- [What to do]:
Identify the lines that contain the word "this" and copy each one.

Dataset listings of figures
____
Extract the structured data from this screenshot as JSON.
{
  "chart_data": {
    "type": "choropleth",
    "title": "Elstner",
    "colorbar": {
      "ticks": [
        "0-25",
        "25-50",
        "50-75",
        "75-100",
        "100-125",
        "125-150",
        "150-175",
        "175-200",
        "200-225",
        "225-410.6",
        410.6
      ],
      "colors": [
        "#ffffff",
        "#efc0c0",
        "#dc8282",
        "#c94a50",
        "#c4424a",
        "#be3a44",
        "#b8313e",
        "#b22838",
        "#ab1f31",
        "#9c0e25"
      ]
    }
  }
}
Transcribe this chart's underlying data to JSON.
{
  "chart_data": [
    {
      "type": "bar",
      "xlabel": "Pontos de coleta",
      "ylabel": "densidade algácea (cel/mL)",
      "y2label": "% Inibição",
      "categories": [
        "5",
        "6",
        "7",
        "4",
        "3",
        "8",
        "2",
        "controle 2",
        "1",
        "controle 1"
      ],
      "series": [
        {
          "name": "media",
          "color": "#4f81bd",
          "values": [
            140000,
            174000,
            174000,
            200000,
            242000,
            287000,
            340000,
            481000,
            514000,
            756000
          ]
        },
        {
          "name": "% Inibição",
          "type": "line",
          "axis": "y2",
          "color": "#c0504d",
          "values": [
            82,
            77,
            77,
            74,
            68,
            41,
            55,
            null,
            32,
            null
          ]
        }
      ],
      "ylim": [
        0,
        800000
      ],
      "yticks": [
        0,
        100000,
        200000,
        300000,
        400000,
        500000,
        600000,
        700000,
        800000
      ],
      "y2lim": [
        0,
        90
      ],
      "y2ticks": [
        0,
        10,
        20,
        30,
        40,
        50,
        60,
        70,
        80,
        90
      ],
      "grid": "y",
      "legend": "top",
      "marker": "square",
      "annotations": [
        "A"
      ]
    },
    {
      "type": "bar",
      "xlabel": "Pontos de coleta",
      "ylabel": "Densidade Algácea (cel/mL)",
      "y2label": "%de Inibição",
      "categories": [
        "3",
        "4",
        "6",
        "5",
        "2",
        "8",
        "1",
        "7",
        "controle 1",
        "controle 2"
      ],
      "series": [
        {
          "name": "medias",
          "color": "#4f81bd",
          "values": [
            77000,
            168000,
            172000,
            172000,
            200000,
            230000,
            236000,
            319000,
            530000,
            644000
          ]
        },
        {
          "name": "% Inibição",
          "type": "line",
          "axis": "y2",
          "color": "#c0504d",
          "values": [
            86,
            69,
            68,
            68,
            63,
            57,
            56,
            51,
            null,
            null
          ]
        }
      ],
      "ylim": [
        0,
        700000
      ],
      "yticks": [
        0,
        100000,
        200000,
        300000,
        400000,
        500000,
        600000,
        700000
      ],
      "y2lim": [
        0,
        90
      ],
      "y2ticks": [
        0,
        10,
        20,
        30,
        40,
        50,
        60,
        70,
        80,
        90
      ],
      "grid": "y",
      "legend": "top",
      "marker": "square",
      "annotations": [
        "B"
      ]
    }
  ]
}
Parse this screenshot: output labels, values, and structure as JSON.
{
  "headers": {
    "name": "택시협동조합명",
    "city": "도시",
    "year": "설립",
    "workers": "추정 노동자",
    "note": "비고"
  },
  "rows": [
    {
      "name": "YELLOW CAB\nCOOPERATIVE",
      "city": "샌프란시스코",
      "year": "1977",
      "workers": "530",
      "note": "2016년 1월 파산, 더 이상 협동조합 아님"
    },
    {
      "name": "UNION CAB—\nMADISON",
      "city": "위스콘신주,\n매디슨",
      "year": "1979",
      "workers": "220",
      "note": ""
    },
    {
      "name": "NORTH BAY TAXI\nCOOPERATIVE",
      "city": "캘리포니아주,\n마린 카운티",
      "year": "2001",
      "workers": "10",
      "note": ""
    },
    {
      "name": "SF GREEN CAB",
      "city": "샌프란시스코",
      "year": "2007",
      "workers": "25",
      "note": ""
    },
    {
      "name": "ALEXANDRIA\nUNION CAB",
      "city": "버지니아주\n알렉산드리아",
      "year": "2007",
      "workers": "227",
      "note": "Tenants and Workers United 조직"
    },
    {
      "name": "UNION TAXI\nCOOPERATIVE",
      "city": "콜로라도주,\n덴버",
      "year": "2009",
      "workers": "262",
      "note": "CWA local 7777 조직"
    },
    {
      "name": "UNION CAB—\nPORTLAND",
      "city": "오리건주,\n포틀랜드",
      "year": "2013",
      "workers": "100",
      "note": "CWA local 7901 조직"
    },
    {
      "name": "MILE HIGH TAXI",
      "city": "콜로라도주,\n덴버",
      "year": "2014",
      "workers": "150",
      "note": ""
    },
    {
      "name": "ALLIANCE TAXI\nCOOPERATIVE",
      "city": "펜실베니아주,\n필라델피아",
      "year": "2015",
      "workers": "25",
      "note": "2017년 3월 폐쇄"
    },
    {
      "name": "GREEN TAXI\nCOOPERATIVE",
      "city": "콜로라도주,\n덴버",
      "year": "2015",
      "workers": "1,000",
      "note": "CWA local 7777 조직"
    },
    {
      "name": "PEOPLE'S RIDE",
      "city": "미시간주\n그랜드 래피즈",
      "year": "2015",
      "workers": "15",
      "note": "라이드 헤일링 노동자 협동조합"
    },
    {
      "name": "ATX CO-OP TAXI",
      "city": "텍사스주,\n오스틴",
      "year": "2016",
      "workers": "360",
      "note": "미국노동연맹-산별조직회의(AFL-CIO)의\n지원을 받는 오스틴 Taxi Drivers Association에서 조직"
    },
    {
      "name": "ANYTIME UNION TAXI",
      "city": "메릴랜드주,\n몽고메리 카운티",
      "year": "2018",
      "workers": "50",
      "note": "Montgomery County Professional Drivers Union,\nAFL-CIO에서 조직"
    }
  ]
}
____
- [Expected answer]:
Extract the structured data from this screenshot as JSON.
Transcribe this chart's underlying data to JSON.
Parse this screenshot: output labels, values, and structure as JSON.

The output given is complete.